### Saved entries
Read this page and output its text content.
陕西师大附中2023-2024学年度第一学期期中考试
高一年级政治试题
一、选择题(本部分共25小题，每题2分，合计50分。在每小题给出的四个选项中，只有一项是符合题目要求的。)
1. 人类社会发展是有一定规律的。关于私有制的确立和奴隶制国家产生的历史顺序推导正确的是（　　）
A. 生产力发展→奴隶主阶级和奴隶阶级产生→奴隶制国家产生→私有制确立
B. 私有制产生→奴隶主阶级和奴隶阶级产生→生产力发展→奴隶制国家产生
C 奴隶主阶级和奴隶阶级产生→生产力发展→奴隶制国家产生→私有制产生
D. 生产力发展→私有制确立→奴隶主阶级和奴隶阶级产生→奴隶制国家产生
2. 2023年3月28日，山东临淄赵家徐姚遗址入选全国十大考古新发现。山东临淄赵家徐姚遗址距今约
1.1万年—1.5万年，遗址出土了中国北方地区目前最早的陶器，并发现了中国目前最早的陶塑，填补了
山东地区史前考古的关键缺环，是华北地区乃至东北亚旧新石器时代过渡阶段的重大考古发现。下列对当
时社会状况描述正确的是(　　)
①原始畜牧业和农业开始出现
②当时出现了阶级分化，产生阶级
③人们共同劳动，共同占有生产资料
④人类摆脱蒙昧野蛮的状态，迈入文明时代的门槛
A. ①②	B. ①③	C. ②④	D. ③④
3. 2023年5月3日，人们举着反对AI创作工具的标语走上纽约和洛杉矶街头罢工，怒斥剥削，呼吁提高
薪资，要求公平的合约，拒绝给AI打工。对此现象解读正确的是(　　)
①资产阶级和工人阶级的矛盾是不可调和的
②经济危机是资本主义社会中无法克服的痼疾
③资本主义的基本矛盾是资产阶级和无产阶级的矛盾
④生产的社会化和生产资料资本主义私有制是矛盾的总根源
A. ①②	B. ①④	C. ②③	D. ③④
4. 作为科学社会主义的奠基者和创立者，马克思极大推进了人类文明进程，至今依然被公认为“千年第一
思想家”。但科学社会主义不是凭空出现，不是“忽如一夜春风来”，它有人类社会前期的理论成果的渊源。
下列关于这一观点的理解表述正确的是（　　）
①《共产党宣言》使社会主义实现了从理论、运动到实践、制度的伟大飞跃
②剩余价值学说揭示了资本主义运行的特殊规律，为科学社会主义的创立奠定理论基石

### The exercise
Copy out all of the records shown above exactly.

### Answer for the task
Read this page and output its text content.
陕西师大附中2023-2024学年度第一学期期中考试
高一年级政治试题
一、选择题(本部分共25小题，每题2分，合计50分。在每小题给出的四个选项中，只有一项是符合题目要求的。)
1. 人类社会发展是有一定规律的。关于私有制的确立和奴隶制国家产生的历史顺序推导正确的是（　　）
A. 生产力发展→奴隶主阶级和奴隶阶级产生→奴隶制国家产生→私有制确立
B. 私有制产生→奴隶主阶级和奴隶阶级产生→生产力发展→奴隶制国家产生
C 奴隶主阶级和奴隶阶级产生→生产力发展→奴隶制国家产生→私有制产生
D. 生产力发展→私有制确立→奴隶主阶级和奴隶阶级产生→奴隶制国家产生
2. 2023年3月28日，山东临淄赵家徐姚遗址入选全国十大考古新发现。山东临淄赵家徐姚遗址距今约
1.1万年—1.5万年，遗址出土了中国北方地区目前最早的陶器，并发现了中国目前最早的陶塑，填补了
山东地区史前考古的关键缺环，是华北地区乃至东北亚旧新石器时代过渡阶段的重大考古发现。下列对当
时社会状况描述正确的是(　　)
①原始畜牧业和农业开始出现
②当时出现了阶级分化，产生阶级
③人们共同劳动，共同占有生产资料
④人类摆脱蒙昧野蛮的状态，迈入文明时代的门槛
A. ①②	B. ①③	C. ②④	D. ③④
3. 2023年5月3日，人们举着反对AI创作工具的标语走上纽约和洛杉矶街头罢工，怒斥剥削，呼吁提高
薪资，要求公平的合约，拒绝给AI打工。对此现象解读正确的是(　　)
①资产阶级和工人阶级的矛盾是不可调和的
②经济危机是资本主义社会中无法克服的痼疾
③资本主义的基本矛盾是资产阶级和无产阶级的矛盾
④生产的社会化和生产资料资本主义私有制是矛盾的总根源
A. ①②	B. ①④	C. ②③	D. ③④
4. 作为科学社会主义的奠基者和创立者，马克思极大推进了人类文明进程，至今依然被公认为“千年第一
思想家”。但科学社会主义不是凭空出现，不是“忽如一夜春风来”，它有人类社会前期的理论成果的渊源。
下列关于这一观点的理解表述正确的是（　　）
①《共产党宣言》使社会主义实现了从理论、运动到实践、制度的伟大飞跃
②剩余价值学说揭示了资本主义运行的特殊规律，为科学社会主义的创立奠定理论基石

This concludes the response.